* [Request] Extract, from the records beneath this instruction, each line that contains the word "Number".

* [Material supplied]
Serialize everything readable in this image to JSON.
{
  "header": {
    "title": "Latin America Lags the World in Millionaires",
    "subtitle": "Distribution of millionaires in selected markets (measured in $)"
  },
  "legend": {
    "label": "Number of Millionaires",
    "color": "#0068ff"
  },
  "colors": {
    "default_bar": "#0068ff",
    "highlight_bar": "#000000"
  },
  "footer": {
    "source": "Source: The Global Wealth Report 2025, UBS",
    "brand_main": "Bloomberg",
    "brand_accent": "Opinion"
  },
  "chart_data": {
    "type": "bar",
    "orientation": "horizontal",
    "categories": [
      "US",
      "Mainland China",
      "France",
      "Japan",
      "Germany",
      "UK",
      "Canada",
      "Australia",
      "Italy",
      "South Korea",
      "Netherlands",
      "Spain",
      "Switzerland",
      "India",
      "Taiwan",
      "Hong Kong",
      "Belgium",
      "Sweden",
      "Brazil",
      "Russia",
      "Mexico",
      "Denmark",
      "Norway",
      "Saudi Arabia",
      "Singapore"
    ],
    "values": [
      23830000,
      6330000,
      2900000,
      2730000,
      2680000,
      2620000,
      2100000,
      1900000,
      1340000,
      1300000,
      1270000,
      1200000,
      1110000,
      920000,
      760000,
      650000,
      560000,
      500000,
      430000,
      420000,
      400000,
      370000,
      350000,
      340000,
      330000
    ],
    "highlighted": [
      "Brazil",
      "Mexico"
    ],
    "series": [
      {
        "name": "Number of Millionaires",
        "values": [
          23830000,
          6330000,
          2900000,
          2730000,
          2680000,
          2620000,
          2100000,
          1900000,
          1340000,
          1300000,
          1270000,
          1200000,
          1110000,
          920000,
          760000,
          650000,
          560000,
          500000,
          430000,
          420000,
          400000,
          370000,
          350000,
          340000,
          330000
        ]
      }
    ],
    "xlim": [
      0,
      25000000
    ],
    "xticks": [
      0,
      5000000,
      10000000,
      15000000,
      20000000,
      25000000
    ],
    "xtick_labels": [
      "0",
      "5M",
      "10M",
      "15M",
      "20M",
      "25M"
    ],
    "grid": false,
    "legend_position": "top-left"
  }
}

* [Result of the task]
    "label": "Number of Millionaires",
        "name": "Number of Millionaires",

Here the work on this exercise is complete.